**TASK DESCRIPTION:** For the data below, report how many lines include the word "Topology", and write nothing else.

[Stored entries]
▬▬▬

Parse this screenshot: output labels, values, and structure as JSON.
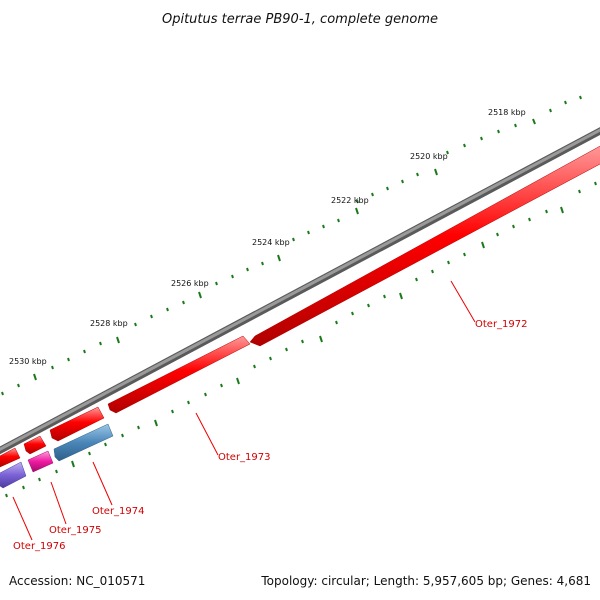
{
  "title": "Opitutus terrae PB90-1, complete genome",
  "accession": "Accession: NC_010571",
  "summary": "Topology: circular; Length: 5,957,605 bp; Genes: 4,681",
  "tick_labels": [
    "2518 kbp",
    "2520 kbp",
    "2522 kbp",
    "2524 kbp",
    "2526 kbp",
    "2528 kbp",
    "2530 kbp"
  ],
  "genes": [
    {
      "name": "Oter_1972",
      "color": "#ee0000"
    },
    {
      "name": "Oter_1973",
      "color": "#ee0000"
    },
    {
      "name": "Oter_1974",
      "color": "#4a86b8"
    },
    {
      "name": "Oter_1975",
      "color": "#ee1aa0"
    },
    {
      "name": "Oter_1976",
      "color": "#7b62d6"
    }
  ],
  "colors": {
    "backbone": "#808080",
    "tick_marks": "#1a7a1a",
    "label_line": "#ee0000"
  }
}
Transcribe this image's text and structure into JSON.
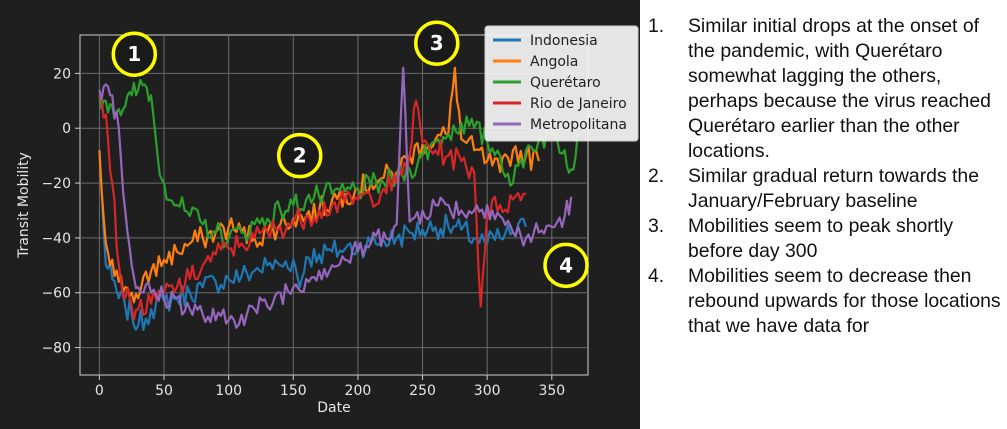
{
  "chart_data": {
    "type": "line",
    "xlabel": "Date",
    "ylabel": "Transit Mobility",
    "xlim": [
      -15,
      378
    ],
    "ylim": [
      -90,
      34
    ],
    "xticks": [
      0,
      50,
      100,
      150,
      200,
      250,
      300,
      350
    ],
    "yticks": [
      -80,
      -60,
      -40,
      -20,
      0,
      20
    ],
    "grid": true,
    "legend_position": "top-right",
    "series": [
      {
        "name": "Indonesia",
        "color": "#1f77b4",
        "points": [
          [
            0,
            -8
          ],
          [
            5,
            -50
          ],
          [
            10,
            -55
          ],
          [
            15,
            -62
          ],
          [
            20,
            -65
          ],
          [
            25,
            -68
          ],
          [
            30,
            -72
          ],
          [
            40,
            -66
          ],
          [
            50,
            -63
          ],
          [
            60,
            -62
          ],
          [
            70,
            -60
          ],
          [
            80,
            -58
          ],
          [
            90,
            -56
          ],
          [
            100,
            -55
          ],
          [
            110,
            -54
          ],
          [
            120,
            -52
          ],
          [
            130,
            -50
          ],
          [
            140,
            -50
          ],
          [
            150,
            -48
          ],
          [
            155,
            -58
          ],
          [
            160,
            -47
          ],
          [
            170,
            -46
          ],
          [
            180,
            -45
          ],
          [
            190,
            -44
          ],
          [
            200,
            -43
          ],
          [
            210,
            -42
          ],
          [
            220,
            -41
          ],
          [
            230,
            -40
          ],
          [
            240,
            -38
          ],
          [
            250,
            -37
          ],
          [
            260,
            -36
          ],
          [
            270,
            -36
          ],
          [
            280,
            -37
          ],
          [
            290,
            -40
          ],
          [
            300,
            -42
          ],
          [
            310,
            -40
          ],
          [
            320,
            -38
          ],
          [
            330,
            -36
          ]
        ]
      },
      {
        "name": "Angola",
        "color": "#ff7f0e",
        "points": [
          [
            0,
            -8
          ],
          [
            5,
            -42
          ],
          [
            10,
            -48
          ],
          [
            15,
            -56
          ],
          [
            20,
            -58
          ],
          [
            25,
            -60
          ],
          [
            30,
            -62
          ],
          [
            40,
            -52
          ],
          [
            50,
            -48
          ],
          [
            60,
            -45
          ],
          [
            70,
            -42
          ],
          [
            80,
            -40
          ],
          [
            90,
            -38
          ],
          [
            100,
            -36
          ],
          [
            110,
            -38
          ],
          [
            120,
            -40
          ],
          [
            130,
            -38
          ],
          [
            140,
            -35
          ],
          [
            150,
            -33
          ],
          [
            160,
            -32
          ],
          [
            170,
            -30
          ],
          [
            180,
            -26
          ],
          [
            190,
            -24
          ],
          [
            200,
            -22
          ],
          [
            210,
            -20
          ],
          [
            220,
            -18
          ],
          [
            230,
            -16
          ],
          [
            240,
            -10
          ],
          [
            250,
            -6
          ],
          [
            260,
            -4
          ],
          [
            270,
            -2
          ],
          [
            275,
            22
          ],
          [
            280,
            -4
          ],
          [
            290,
            -8
          ],
          [
            300,
            -12
          ],
          [
            310,
            -16
          ],
          [
            320,
            -8
          ],
          [
            330,
            -10
          ],
          [
            340,
            -12
          ]
        ]
      },
      {
        "name": "Querétaro",
        "color": "#2ca02c",
        "points": [
          [
            0,
            12
          ],
          [
            5,
            10
          ],
          [
            10,
            8
          ],
          [
            15,
            7
          ],
          [
            20,
            8
          ],
          [
            25,
            12
          ],
          [
            30,
            14
          ],
          [
            35,
            16
          ],
          [
            40,
            12
          ],
          [
            45,
            -10
          ],
          [
            50,
            -20
          ],
          [
            60,
            -28
          ],
          [
            70,
            -32
          ],
          [
            80,
            -35
          ],
          [
            90,
            -38
          ],
          [
            100,
            -40
          ],
          [
            110,
            -38
          ],
          [
            120,
            -35
          ],
          [
            130,
            -33
          ],
          [
            140,
            -30
          ],
          [
            150,
            -28
          ],
          [
            160,
            -26
          ],
          [
            170,
            -25
          ],
          [
            180,
            -24
          ],
          [
            190,
            -23
          ],
          [
            200,
            -22
          ],
          [
            210,
            -21
          ],
          [
            220,
            -20
          ],
          [
            230,
            -18
          ],
          [
            240,
            -15
          ],
          [
            250,
            -10
          ],
          [
            260,
            -5
          ],
          [
            270,
            -2
          ],
          [
            280,
            2
          ],
          [
            290,
            0
          ],
          [
            300,
            -5
          ],
          [
            310,
            -10
          ],
          [
            320,
            -20
          ],
          [
            330,
            -8
          ],
          [
            340,
            -4
          ],
          [
            350,
            -2
          ],
          [
            360,
            -8
          ],
          [
            365,
            -15
          ],
          [
            370,
            -2
          ]
        ]
      },
      {
        "name": "Rio de Janeiro",
        "color": "#d62728",
        "points": [
          [
            0,
            12
          ],
          [
            5,
            5
          ],
          [
            10,
            -20
          ],
          [
            15,
            -50
          ],
          [
            20,
            -62
          ],
          [
            25,
            -65
          ],
          [
            30,
            -66
          ],
          [
            40,
            -64
          ],
          [
            50,
            -60
          ],
          [
            60,
            -58
          ],
          [
            70,
            -55
          ],
          [
            80,
            -50
          ],
          [
            90,
            -46
          ],
          [
            100,
            -44
          ],
          [
            110,
            -42
          ],
          [
            120,
            -40
          ],
          [
            130,
            -38
          ],
          [
            140,
            -36
          ],
          [
            150,
            -34
          ],
          [
            160,
            -32
          ],
          [
            170,
            -30
          ],
          [
            180,
            -28
          ],
          [
            190,
            -27
          ],
          [
            200,
            -26
          ],
          [
            210,
            -25
          ],
          [
            220,
            -22
          ],
          [
            230,
            -20
          ],
          [
            240,
            -10
          ],
          [
            245,
            10
          ],
          [
            250,
            -5
          ],
          [
            260,
            -8
          ],
          [
            270,
            -10
          ],
          [
            280,
            -12
          ],
          [
            290,
            -16
          ],
          [
            295,
            -65
          ],
          [
            300,
            -30
          ],
          [
            310,
            -28
          ],
          [
            320,
            -26
          ],
          [
            330,
            -24
          ]
        ]
      },
      {
        "name": "Metropolitana",
        "color": "#9467bd",
        "points": [
          [
            0,
            14
          ],
          [
            5,
            16
          ],
          [
            10,
            12
          ],
          [
            15,
            0
          ],
          [
            20,
            -30
          ],
          [
            25,
            -50
          ],
          [
            30,
            -58
          ],
          [
            40,
            -60
          ],
          [
            50,
            -62
          ],
          [
            60,
            -62
          ],
          [
            70,
            -66
          ],
          [
            80,
            -68
          ],
          [
            90,
            -70
          ],
          [
            100,
            -70
          ],
          [
            110,
            -68
          ],
          [
            120,
            -66
          ],
          [
            130,
            -65
          ],
          [
            140,
            -60
          ],
          [
            150,
            -58
          ],
          [
            160,
            -55
          ],
          [
            170,
            -52
          ],
          [
            180,
            -50
          ],
          [
            190,
            -48
          ],
          [
            200,
            -45
          ],
          [
            210,
            -42
          ],
          [
            220,
            -38
          ],
          [
            230,
            -35
          ],
          [
            235,
            22
          ],
          [
            240,
            -34
          ],
          [
            250,
            -30
          ],
          [
            260,
            -28
          ],
          [
            270,
            -28
          ],
          [
            280,
            -30
          ],
          [
            290,
            -30
          ],
          [
            300,
            -28
          ],
          [
            310,
            -32
          ],
          [
            320,
            -38
          ],
          [
            330,
            -40
          ],
          [
            340,
            -38
          ],
          [
            350,
            -36
          ],
          [
            360,
            -32
          ],
          [
            365,
            -25
          ]
        ]
      }
    ],
    "annotations": [
      {
        "label": "1",
        "x": 27,
        "y": 27
      },
      {
        "label": "2",
        "x": 155,
        "y": -10
      },
      {
        "label": "3",
        "x": 261,
        "y": 31
      },
      {
        "label": "4",
        "x": 361,
        "y": -50
      }
    ]
  },
  "notes": [
    {
      "num": "1.",
      "text": "Similar initial drops at the onset of the pandemic, with Querétaro somewhat lagging the others, perhaps because the virus reached Querétaro earlier than the other locations."
    },
    {
      "num": "2.",
      "text": "Similar gradual return towards the January/February baseline"
    },
    {
      "num": "3.",
      "text": "Mobilities seem to peak shortly before day 300"
    },
    {
      "num": "4.",
      "text": "Mobilities seem to decrease then rebound upwards for those locations that we have data for"
    }
  ]
}
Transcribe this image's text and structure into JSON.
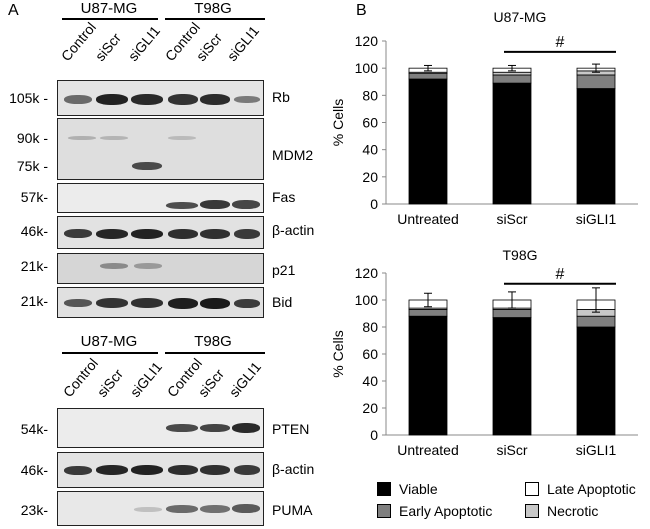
{
  "panels": {
    "a": "A",
    "b": "B"
  },
  "blots_top": {
    "groups": [
      "U87-MG",
      "T98G"
    ],
    "lanes": [
      "Control",
      "siScr",
      "siGLI1",
      "Control",
      "siScr",
      "siGLI1"
    ],
    "rows": [
      {
        "protein": "Rb",
        "markers": [
          "105k -"
        ]
      },
      {
        "protein": "MDM2",
        "markers": [
          "90k -",
          "75k -"
        ]
      },
      {
        "protein": "Fas",
        "markers": [
          "57k-"
        ]
      },
      {
        "protein": "β-actin",
        "markers": [
          "46k-"
        ]
      },
      {
        "protein": "p21",
        "markers": [
          "21k-"
        ]
      },
      {
        "protein": "Bid",
        "markers": [
          "21k-"
        ]
      }
    ]
  },
  "blots_bottom": {
    "groups": [
      "U87-MG",
      "T98G"
    ],
    "lanes": [
      "Control",
      "siScr",
      "siGLI1",
      "Control",
      "siScr",
      "siGLI1"
    ],
    "rows": [
      {
        "protein": "PTEN",
        "markers": [
          "54k-"
        ]
      },
      {
        "protein": "β-actin",
        "markers": [
          "46k-"
        ]
      },
      {
        "protein": "PUMA",
        "markers": [
          "23k-"
        ]
      }
    ]
  },
  "colors": {
    "viable": "#000000",
    "early_apoptotic": "#7f7f7f",
    "late_apoptotic": "#ffffff",
    "necrotic": "#c8c8c8"
  },
  "legend": {
    "viable": "Viable",
    "early_apoptotic": "Early Apoptotic",
    "late_apoptotic": "Late Apoptotic",
    "necrotic": "Necrotic"
  },
  "chart_data": [
    {
      "type": "bar",
      "stacked": true,
      "title": "U87-MG",
      "ylabel": "% Cells",
      "categories": [
        "Untreated",
        "siScr",
        "siGLI1"
      ],
      "yticks": [
        "0",
        "20",
        "40",
        "60",
        "80",
        "100",
        "120"
      ],
      "ylim": [
        0,
        120
      ],
      "series": [
        {
          "name": "Viable",
          "values": [
            92,
            89,
            85
          ]
        },
        {
          "name": "Early Apoptotic",
          "values": [
            4,
            6,
            10
          ]
        },
        {
          "name": "Necrotic",
          "values": [
            1,
            2,
            3
          ]
        },
        {
          "name": "Late Apoptotic",
          "values": [
            3,
            3,
            2
          ]
        }
      ],
      "error_values": [
        2,
        2,
        3
      ],
      "significance": {
        "label": "#",
        "between": [
          "siScr",
          "siGLI1"
        ]
      }
    },
    {
      "type": "bar",
      "stacked": true,
      "title": "T98G",
      "ylabel": "% Cells",
      "categories": [
        "Untreated",
        "siScr",
        "siGLI1"
      ],
      "yticks": [
        "0",
        "20",
        "40",
        "60",
        "80",
        "100",
        "120"
      ],
      "ylim": [
        0,
        120
      ],
      "series": [
        {
          "name": "Viable",
          "values": [
            88,
            87,
            80
          ]
        },
        {
          "name": "Early Apoptotic",
          "values": [
            5,
            6,
            8
          ]
        },
        {
          "name": "Necrotic",
          "values": [
            1,
            1,
            5
          ]
        },
        {
          "name": "Late Apoptotic",
          "values": [
            6,
            6,
            7
          ]
        }
      ],
      "error_values": [
        5,
        6,
        9
      ],
      "significance": {
        "label": "#",
        "between": [
          "siScr",
          "siGLI1"
        ]
      }
    }
  ]
}
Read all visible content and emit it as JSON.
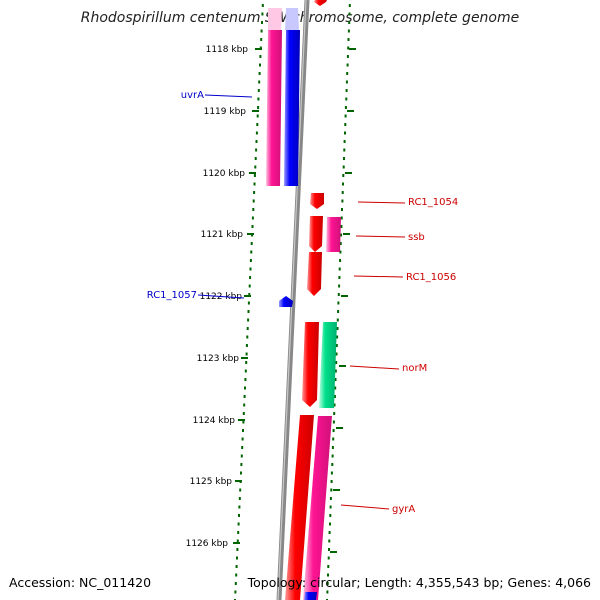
{
  "title": "Rhodospirillum centenum SW chromosome, complete genome",
  "accession": "Accession: NC_011420",
  "topology": "Topology: circular; Length: 4,355,543 bp; Genes: 4,066",
  "colors": {
    "forward_gene": "#ff0000",
    "reverse_gene": "#0000ff",
    "pink_gene": "#ff1493",
    "green_gene": "#00e08a",
    "backbone": "#888888",
    "dots": "#006400",
    "reverse_label": "#0000cc",
    "forward_label": "#cc0000"
  },
  "ticks": [
    {
      "label": "1118 kbp"
    },
    {
      "label": "1119 kbp"
    },
    {
      "label": "1120 kbp"
    },
    {
      "label": "1121 kbp"
    },
    {
      "label": "1122 kbp"
    },
    {
      "label": "1123 kbp"
    },
    {
      "label": "1124 kbp"
    },
    {
      "label": "1125 kbp"
    },
    {
      "label": "1126 kbp"
    }
  ],
  "gene_labels": [
    {
      "text": "uvrA",
      "strand": "reverse"
    },
    {
      "text": "RC1_1057",
      "strand": "reverse"
    },
    {
      "text": "RC1_1054",
      "strand": "forward"
    },
    {
      "text": "ssb",
      "strand": "forward"
    },
    {
      "text": "RC1_1056",
      "strand": "forward"
    },
    {
      "text": "norM",
      "strand": "forward"
    },
    {
      "text": "gyrA",
      "strand": "forward"
    }
  ]
}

▬▬▬

**FINISHED EXERCISE:** 2